* [Set exercise 1]
Answer these questions about the opinion piece on Mr Dooley's lessons and postwar change:
(a) Who taught the writer English near the end of secondary school?
(b) In what year was enforced food rationing brought to an end?
(c) In what year did UK newspapers report the details of the Profumo affair?

>> Start Given passage

OPINION

Harry Palmer


Near the end of my secondary schooling in the late 1950s, my English teacher was Mr Dooley. He was apparently required to also teach what’s now called ‘civics’ – how politics worked, how to take out a mortgage to buy a house, etc – and he gave us a couple of ideals to live by as we prepared to enter the world in 1960.

‘Don’t believe all you read in the newspaper’ and ‘Newspaper journalists picture their readers’ ability to understand text and their breadth of vocabulary as being that of a 13 or 14 year old. Humans think in words, so if you have a limited vocabulary, your ability to think and express yourself is necessarily restricted. Make it a habit to learn a couple of new words each day from a dictionary.’

As anyone who lived during those times will be aware, great social changes began to take place around the world as the gloom of the aftermath of World War II began to lift (enforced food rationing was only brought to an end in 1954), but it also seems a great dumbing down began, and this continues to evolve today.

The early 1960s saw the emergence of a distinct youth culture, with its own fashion, music and values. Young people began to challenge traditional authority and assert their own independence and dominance over culture. This led to a number of changes, such as the relaxation of dress codes and the rise of popular music. And, in keeping with the feeling of being at the start of a new era, UK newspapers scandalised readers with the titillating details of the Profumo affair in 1963: the goings on between a government minister, a high-society showgirl and a Russian spy.

>> End Given passage

* [Set exercise 2]
Rewrite the records from the line containing "484, 25, 517]" down to the end of the records, changing "candle" to "candlestick" and leaving everything else unchanged.

>> Start Exercise data

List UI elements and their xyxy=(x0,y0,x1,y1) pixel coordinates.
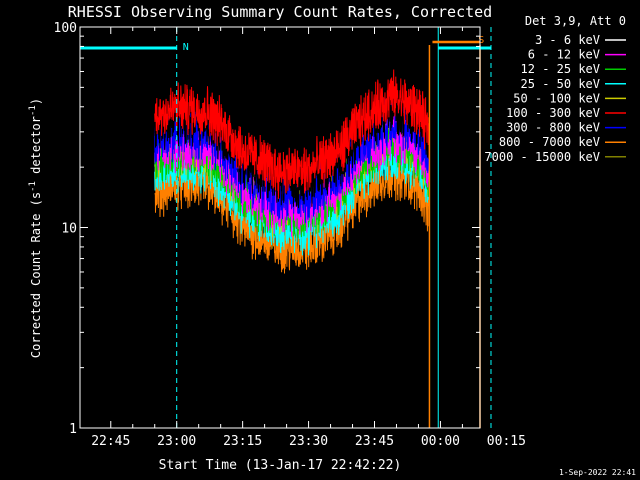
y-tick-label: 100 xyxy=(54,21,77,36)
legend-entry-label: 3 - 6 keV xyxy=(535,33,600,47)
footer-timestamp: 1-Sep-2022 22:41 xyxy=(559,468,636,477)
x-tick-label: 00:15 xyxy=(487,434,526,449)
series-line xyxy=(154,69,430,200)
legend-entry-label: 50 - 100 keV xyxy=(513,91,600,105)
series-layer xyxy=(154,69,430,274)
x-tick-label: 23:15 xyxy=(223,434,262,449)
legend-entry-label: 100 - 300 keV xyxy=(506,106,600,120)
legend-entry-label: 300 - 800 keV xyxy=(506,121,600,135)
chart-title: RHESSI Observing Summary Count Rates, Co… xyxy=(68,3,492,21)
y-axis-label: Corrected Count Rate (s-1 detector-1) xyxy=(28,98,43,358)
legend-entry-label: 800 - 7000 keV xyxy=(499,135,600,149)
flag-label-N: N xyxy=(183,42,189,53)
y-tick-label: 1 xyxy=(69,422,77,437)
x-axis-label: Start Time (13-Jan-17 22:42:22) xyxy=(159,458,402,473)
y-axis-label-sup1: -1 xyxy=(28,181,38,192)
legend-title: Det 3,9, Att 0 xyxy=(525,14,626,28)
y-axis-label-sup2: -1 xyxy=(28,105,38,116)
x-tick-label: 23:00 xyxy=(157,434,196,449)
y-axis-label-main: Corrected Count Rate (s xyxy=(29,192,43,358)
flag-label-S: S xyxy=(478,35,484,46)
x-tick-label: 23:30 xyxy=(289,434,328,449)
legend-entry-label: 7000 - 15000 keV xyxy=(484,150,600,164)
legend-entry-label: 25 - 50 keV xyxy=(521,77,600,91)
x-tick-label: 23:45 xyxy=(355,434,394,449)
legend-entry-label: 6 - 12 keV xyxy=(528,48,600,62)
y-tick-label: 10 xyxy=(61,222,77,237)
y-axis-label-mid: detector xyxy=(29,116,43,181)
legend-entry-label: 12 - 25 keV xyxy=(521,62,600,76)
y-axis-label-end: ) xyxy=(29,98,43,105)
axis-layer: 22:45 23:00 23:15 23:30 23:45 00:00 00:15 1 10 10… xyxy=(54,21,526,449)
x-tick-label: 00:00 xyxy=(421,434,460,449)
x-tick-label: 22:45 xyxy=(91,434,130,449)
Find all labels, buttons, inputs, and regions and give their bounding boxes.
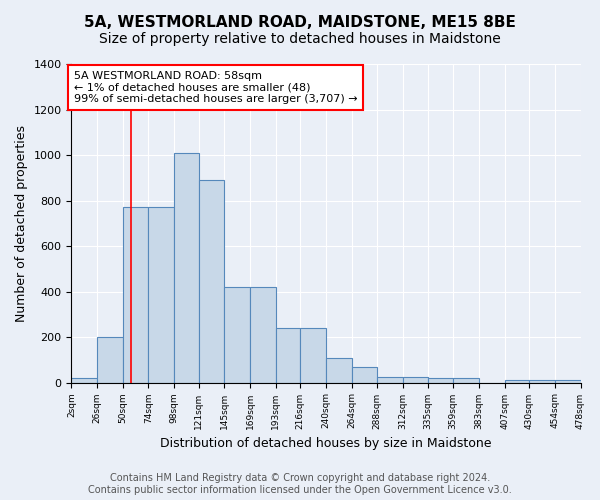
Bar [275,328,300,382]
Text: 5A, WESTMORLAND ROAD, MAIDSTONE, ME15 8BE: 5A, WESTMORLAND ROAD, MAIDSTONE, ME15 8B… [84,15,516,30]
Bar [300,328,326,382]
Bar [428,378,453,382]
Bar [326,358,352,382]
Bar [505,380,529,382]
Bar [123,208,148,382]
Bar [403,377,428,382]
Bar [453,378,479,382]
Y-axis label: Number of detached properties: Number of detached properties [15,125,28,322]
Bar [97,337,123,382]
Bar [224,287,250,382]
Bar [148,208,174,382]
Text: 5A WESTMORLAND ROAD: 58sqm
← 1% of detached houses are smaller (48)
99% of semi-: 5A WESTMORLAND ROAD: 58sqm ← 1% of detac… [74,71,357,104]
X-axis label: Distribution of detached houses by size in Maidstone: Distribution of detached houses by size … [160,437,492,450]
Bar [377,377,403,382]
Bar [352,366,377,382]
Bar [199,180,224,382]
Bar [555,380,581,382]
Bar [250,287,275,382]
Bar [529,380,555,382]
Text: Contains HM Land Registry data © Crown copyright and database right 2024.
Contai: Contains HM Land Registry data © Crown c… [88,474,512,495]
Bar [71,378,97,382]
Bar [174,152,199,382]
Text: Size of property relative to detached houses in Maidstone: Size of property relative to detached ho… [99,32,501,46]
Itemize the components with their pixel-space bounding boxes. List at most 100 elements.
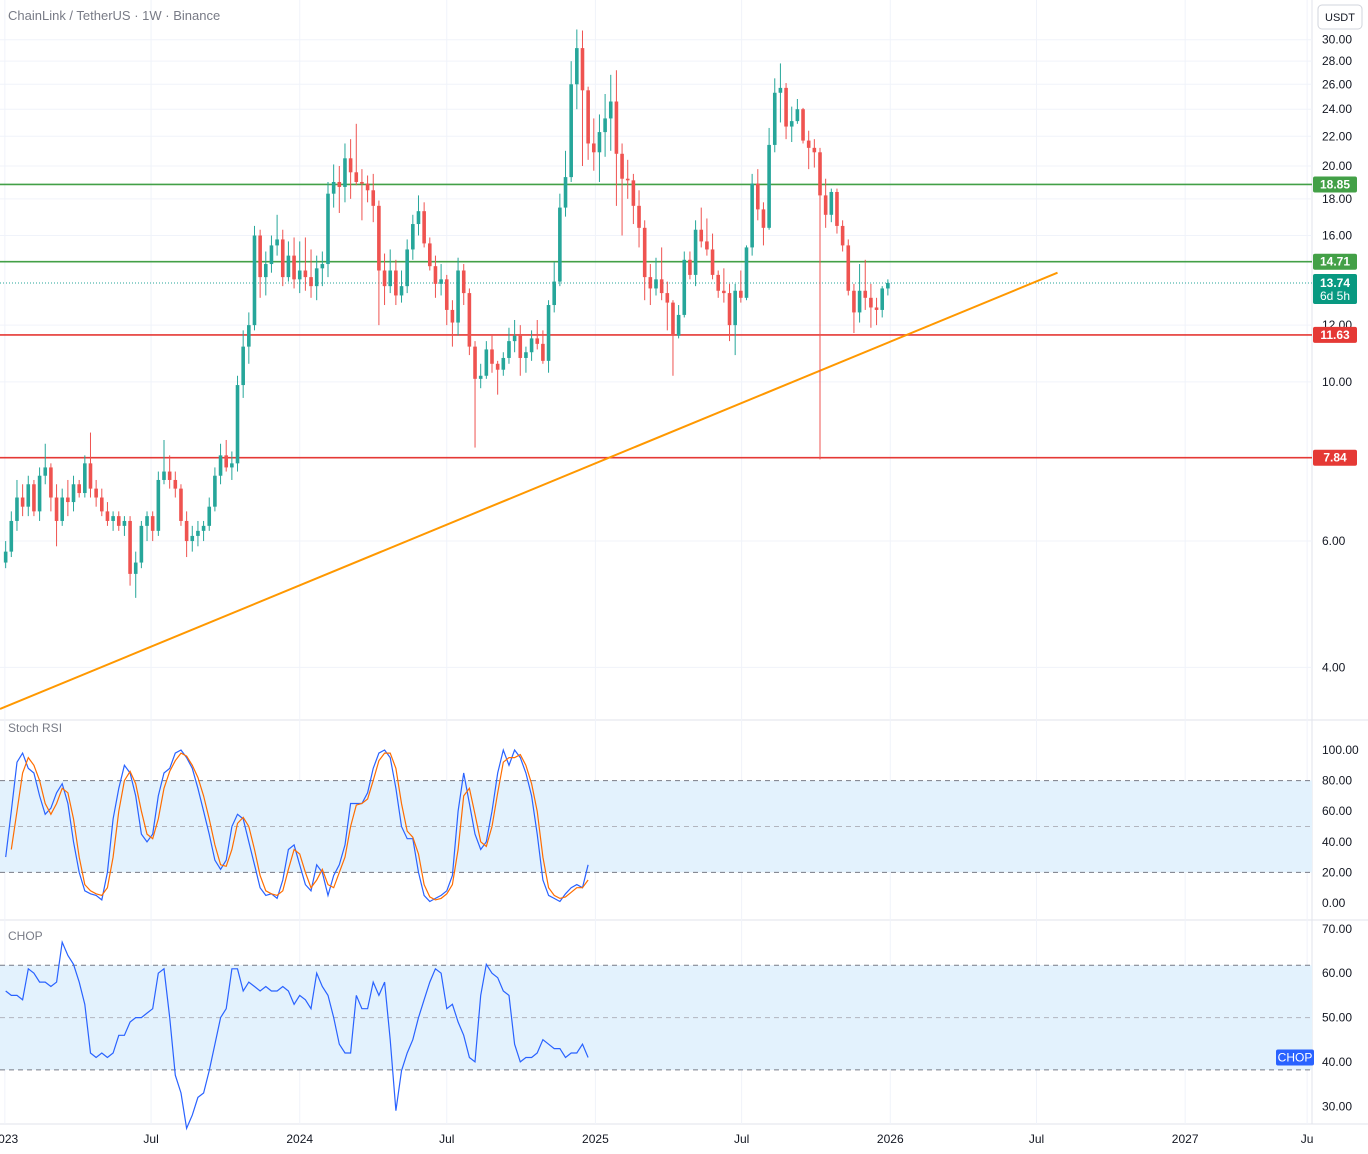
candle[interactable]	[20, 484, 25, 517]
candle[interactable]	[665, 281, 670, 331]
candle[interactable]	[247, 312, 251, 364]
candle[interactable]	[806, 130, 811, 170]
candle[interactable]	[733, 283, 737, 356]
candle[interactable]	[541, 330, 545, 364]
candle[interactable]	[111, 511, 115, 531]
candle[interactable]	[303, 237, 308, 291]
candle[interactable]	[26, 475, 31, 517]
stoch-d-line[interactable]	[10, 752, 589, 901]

>> End Exercise data

* [Expected answer 1]
(a) Mr Dooley
(b) 1954
(c) 1963

* [Expected answer 2]
candlestick[interactable]	[20, 484, 25, 517]
candlestick[interactable]	[665, 281, 670, 331]
candlestick[interactable]	[247, 312, 251, 364]
candlestick[interactable]	[806, 130, 811, 170]
candlestick[interactable]	[733, 283, 737, 356]
candlestick[interactable]	[541, 330, 545, 364]
candlestick[interactable]	[111, 511, 115, 531]
candlestick[interactable]	[303, 237, 308, 291]
candlestick[interactable]	[26, 475, 31, 517]
stoch-d-line[interactable]	[10, 752, 589, 901]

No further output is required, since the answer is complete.